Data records
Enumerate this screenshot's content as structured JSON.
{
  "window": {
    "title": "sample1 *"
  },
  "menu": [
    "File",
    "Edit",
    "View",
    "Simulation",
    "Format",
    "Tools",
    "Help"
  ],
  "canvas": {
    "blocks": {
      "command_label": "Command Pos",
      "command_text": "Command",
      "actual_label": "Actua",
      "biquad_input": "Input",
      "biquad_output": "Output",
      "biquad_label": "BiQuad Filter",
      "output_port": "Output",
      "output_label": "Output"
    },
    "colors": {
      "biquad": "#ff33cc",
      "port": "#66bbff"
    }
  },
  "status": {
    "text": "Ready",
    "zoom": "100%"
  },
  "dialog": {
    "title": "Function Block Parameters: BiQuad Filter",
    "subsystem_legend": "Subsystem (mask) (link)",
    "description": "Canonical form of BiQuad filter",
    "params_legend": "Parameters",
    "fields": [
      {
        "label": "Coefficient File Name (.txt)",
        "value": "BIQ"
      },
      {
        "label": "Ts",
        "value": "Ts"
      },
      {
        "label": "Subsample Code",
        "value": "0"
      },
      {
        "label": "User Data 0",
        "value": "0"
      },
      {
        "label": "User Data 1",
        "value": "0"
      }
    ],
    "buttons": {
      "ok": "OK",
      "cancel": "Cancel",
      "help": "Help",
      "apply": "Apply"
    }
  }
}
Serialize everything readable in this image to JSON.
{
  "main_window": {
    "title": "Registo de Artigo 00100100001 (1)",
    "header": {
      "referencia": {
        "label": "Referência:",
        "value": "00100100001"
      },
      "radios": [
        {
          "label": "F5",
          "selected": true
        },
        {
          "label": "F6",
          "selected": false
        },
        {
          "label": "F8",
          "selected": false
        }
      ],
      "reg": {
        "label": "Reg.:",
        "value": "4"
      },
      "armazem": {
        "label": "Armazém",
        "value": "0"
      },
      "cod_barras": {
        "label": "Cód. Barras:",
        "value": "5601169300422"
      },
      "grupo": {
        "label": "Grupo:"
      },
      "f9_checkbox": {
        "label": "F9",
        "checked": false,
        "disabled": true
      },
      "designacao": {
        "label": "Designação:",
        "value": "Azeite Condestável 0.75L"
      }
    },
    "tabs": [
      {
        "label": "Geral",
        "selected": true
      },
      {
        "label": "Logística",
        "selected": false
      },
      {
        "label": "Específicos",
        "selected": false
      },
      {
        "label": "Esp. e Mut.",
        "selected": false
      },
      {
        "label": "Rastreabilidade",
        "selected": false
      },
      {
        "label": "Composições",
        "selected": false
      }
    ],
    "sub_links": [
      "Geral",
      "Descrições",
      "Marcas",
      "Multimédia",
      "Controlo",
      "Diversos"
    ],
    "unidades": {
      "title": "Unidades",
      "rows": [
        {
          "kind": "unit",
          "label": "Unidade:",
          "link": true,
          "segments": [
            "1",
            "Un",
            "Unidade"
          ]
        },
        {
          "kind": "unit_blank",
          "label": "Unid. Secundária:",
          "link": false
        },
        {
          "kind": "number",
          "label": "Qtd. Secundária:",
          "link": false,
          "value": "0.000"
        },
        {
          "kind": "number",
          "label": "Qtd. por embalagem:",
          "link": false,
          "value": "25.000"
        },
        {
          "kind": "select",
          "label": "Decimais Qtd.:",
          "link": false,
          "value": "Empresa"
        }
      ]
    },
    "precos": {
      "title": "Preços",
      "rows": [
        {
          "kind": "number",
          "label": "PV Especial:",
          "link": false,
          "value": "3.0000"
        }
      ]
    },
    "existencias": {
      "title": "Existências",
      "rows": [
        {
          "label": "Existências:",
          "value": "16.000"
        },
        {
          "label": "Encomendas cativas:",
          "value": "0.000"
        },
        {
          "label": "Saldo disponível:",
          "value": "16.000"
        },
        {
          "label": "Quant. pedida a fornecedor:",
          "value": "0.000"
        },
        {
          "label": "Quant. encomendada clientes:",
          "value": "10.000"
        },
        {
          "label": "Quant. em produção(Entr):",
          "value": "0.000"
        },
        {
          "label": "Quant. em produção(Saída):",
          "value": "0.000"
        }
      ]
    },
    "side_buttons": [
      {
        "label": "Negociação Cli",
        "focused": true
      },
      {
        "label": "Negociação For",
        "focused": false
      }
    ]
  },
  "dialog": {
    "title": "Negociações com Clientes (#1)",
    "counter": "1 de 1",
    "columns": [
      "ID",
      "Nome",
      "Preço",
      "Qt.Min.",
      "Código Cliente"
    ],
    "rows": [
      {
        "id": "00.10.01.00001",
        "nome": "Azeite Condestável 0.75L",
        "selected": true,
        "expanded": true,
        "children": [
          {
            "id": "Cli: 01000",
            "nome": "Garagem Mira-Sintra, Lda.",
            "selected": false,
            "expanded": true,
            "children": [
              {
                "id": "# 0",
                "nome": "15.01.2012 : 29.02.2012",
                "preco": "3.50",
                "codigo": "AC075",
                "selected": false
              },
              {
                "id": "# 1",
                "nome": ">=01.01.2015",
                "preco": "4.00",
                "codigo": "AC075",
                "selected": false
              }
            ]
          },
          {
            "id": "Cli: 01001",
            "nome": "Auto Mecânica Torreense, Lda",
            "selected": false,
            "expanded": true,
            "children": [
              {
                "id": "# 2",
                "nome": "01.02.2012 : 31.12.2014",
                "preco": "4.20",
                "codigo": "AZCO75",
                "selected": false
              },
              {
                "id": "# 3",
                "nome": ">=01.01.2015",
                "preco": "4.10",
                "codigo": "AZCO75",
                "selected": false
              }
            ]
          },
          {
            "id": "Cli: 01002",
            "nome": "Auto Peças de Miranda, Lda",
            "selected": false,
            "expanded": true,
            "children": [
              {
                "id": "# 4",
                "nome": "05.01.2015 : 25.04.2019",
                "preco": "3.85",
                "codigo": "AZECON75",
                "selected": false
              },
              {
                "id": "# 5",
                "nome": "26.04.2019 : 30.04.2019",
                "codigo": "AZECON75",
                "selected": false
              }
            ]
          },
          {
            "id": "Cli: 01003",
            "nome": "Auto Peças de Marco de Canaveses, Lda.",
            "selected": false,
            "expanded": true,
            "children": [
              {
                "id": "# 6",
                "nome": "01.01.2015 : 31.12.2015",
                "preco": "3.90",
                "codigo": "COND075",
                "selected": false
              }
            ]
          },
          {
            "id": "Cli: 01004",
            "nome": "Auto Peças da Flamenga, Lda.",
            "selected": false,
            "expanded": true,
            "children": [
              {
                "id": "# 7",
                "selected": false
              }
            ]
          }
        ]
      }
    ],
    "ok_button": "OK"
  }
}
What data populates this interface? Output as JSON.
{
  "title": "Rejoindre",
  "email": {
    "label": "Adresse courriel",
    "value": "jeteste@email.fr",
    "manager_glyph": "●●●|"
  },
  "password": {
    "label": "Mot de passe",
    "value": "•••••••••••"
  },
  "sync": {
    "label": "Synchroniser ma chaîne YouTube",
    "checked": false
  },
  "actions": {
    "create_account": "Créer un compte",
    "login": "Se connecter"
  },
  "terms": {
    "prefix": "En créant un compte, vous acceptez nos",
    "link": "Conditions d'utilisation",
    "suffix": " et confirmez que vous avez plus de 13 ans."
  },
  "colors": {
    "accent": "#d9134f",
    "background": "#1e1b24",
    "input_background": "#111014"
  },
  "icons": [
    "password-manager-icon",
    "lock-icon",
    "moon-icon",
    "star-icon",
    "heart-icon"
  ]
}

_THE REQUEST_
Give back the data above exactly as it appears.

_ANSWER TO THIS TASK_
Enumerate this screenshot's content as structured JSON.
{
  "window": {
    "title": "sample1 *"
  },
  "menu": [
    "File",
    "Edit",
    "View",
    "Simulation",
    "Format",
    "Tools",
    "Help"
  ],
  "canvas": {
    "blocks": {
      "command_label": "Command Pos",
      "command_text": "Command",
      "actual_label": "Actua",
      "biquad_input": "Input",
      "biquad_output": "Output",
      "biquad_label": "BiQuad Filter",
      "output_port": "Output",
      "output_label": "Output"
    },
    "colors": {
      "biquad": "#ff33cc",
      "port": "#66bbff"
    }
  },
  "status": {
    "text": "Ready",
    "zoom": "100%"
  },
  "dialog": {
    "title": "Function Block Parameters: BiQuad Filter",
    "subsystem_legend": "Subsystem (mask) (link)",
    "description": "Canonical form of BiQuad filter",
    "params_legend": "Parameters",
    "fields": [
      {
        "label": "Coefficient File Name (.txt)",
        "value": "BIQ"
      },
      {
        "label": "Ts",
        "value": "Ts"
      },
      {
        "label": "Subsample Code",
        "value": "0"
      },
      {
        "label": "User Data 0",
        "value": "0"
      },
      {
        "label": "User Data 1",
        "value": "0"
      }
    ],
    "buttons": {
      "ok": "OK",
      "cancel": "Cancel",
      "help": "Help",
      "apply": "Apply"
    }
  }
}
Serialize everything readable in this image to JSON.
{
  "main_window": {
    "title": "Registo de Artigo 00100100001 (1)",
    "header": {
      "referencia": {
        "label": "Referência:",
        "value": "00100100001"
      },
      "radios": [
        {
          "label": "F5",
          "selected": true
        },
        {
          "label": "F6",
          "selected": false
        },
        {
          "label": "F8",
          "selected": false
        }
      ],
      "reg": {
        "label": "Reg.:",
        "value": "4"
      },
      "armazem": {
        "label": "Armazém",
        "value": "0"
      },
      "cod_barras": {
        "label": "Cód. Barras:",
        "value": "5601169300422"
      },
      "grupo": {
        "label": "Grupo:"
      },
      "f9_checkbox": {
        "label": "F9",
        "checked": false,
        "disabled": true
      },
      "designacao": {
        "label": "Designação:",
        "value": "Azeite Condestável 0.75L"
      }
    },
    "tabs": [
      {
        "label": "Geral",
        "selected": true
      },
      {
        "label": "Logística",
        "selected": false
      },
      {
        "label": "Específicos",
        "selected": false
      },
      {
        "label": "Esp. e Mut.",
        "selected": false
      },
      {
        "label": "Rastreabilidade",
        "selected": false
      },
      {
        "label": "Composições",
        "selected": false
      }
    ],
    "sub_links": [
      "Geral",
      "Descrições",
      "Marcas",
      "Multimédia",
      "Controlo",
      "Diversos"
    ],
    "unidades": {
      "title": "Unidades",
      "rows": [
        {
          "kind": "unit",
          "label": "Unidade:",
          "link": true,
          "segments": [
            "1",
            "Un",
            "Unidade"
          ]
        },
        {
          "kind": "unit_blank",
          "label": "Unid. Secundária:",
          "link": false
        },
        {
          "kind": "number",
          "label": "Qtd. Secundária:",
          "link": false,
          "value": "0.000"
        },
        {
          "kind": "number",
          "label": "Qtd. por embalagem:",
          "link": false,
          "value": "25.000"
        },
        {
          "kind": "select",
          "label": "Decimais Qtd.:",
          "link": false,
          "value": "Empresa"
        }
      ]
    },
    "precos": {
      "title": "Preços",
      "rows": [
        {
          "kind": "number",
          "label": "PV Especial:",
          "link": false,
          "value": "3.0000"
        }
      ]
    },
    "existencias": {
      "title": "Existências",
      "rows": [
        {
          "label": "Existências:",
          "value": "16.000"
        },
        {
          "label": "Encomendas cativas:",
          "value": "0.000"
        },
        {
          "label": "Saldo disponível:",
          "value": "16.000"
        },
        {
          "label": "Quant. pedida a fornecedor:",
          "value": "0.000"
        },
        {
          "label": "Quant. encomendada clientes:",
          "value": "10.000"
        },
        {
          "label": "Quant. em produção(Entr):",
          "value": "0.000"
        },
        {
          "label": "Quant. em produção(Saída):",
          "value": "0.000"
        }
      ]
    },
    "side_buttons": [
      {
        "label": "Negociação Cli",
        "focused": true
      },
      {
        "label": "Negociação For",
        "focused": false
      }
    ]
  },
  "dialog": {
    "title": "Negociações com Clientes (#1)",
    "counter": "1 de 1",
    "columns": [
      "ID",
      "Nome",
      "Preço",
      "Qt.Min.",
      "Código Cliente"
    ],
    "rows": [
      {
        "id": "00.10.01.00001",
        "nome": "Azeite Condestável 0.75L",
        "selected": true,
        "expanded": true,
        "children": [
          {
            "id": "Cli: 01000",
            "nome": "Garagem Mira-Sintra, Lda.",
            "selected": false,
            "expanded": true,
            "children": [
              {
                "id": "# 0",
                "nome": "15.01.2012 : 29.02.2012",
                "preco": "3.50",
                "codigo": "AC075",
                "selected": false
              },
              {
                "id": "# 1",
                "nome": ">=01.01.2015",
                "preco": "4.00",
                "codigo": "AC075",
                "selected": false
              }
            ]
          },
          {
            "id": "Cli: 01001",
            "nome": "Auto Mecânica Torreense, Lda",
            "selected": false,
            "expanded": true,
            "children": [
              {
                "id": "# 2",
                "nome": "01.02.2012 : 31.12.2014",
                "preco": "4.20",
                "codigo": "AZCO75",
                "selected": false
              },
              {
                "id": "# 3",
                "nome": ">=01.01.2015",
                "preco": "4.10",
                "codigo": "AZCO75",
                "selected": false
              }
            ]
          },
          {
            "id": "Cli: 01002",
            "nome": "Auto Peças de Miranda, Lda",
            "selected": false,
            "expanded": true,
            "children": [
              {
                "id": "# 4",
                "nome": "05.01.2015 : 25.04.2019",
                "preco": "3.85",
                "codigo": "AZECON75",
                "selected": false
              },
              {
                "id": "# 5",
                "nome": "26.04.2019 : 30.04.2019",
                "codigo": "AZECON75",
                "selected": false
              }
            ]
          },
          {
            "id": "Cli: 01003",
            "nome": "Auto Peças de Marco de Canaveses, Lda.",
            "selected": false,
            "expanded": true,
            "children": [
              {
                "id": "# 6",
                "nome": "01.01.2015 : 31.12.2015",
                "preco": "3.90",
                "codigo": "COND075",
                "selected": false
              }
            ]
          },
          {
            "id": "Cli: 01004",
            "nome": "Auto Peças da Flamenga, Lda.",
            "selected": false,
            "expanded": true,
            "children": [
              {
                "id": "# 7",
                "selected": false
              }
            ]
          }
        ]
      }
    ],
    "ok_button": "OK"
  }
}
What data populates this interface? Output as JSON.
{
  "title": "Rejoindre",
  "email": {
    "label": "Adresse courriel",
    "value": "jeteste@email.fr",
    "manager_glyph": "●●●|"
  },
  "password": {
    "label": "Mot de passe",
    "value": "•••••••••••"
  },
  "sync": {
    "label": "Synchroniser ma chaîne YouTube",
    "checked": false
  },
  "actions": {
    "create_account": "Créer un compte",
    "login": "Se connecter"
  },
  "terms": {
    "prefix": "En créant un compte, vous acceptez nos",
    "link": "Conditions d'utilisation",
    "suffix": " et confirmez que vous avez plus de 13 ans."
  },
  "colors": {
    "accent": "#d9134f",
    "background": "#1e1b24",
    "input_background": "#111014"
  },
  "icons": [
    "password-manager-icon",
    "lock-icon",
    "moon-icon",
    "star-icon",
    "heart-icon"
  ]
}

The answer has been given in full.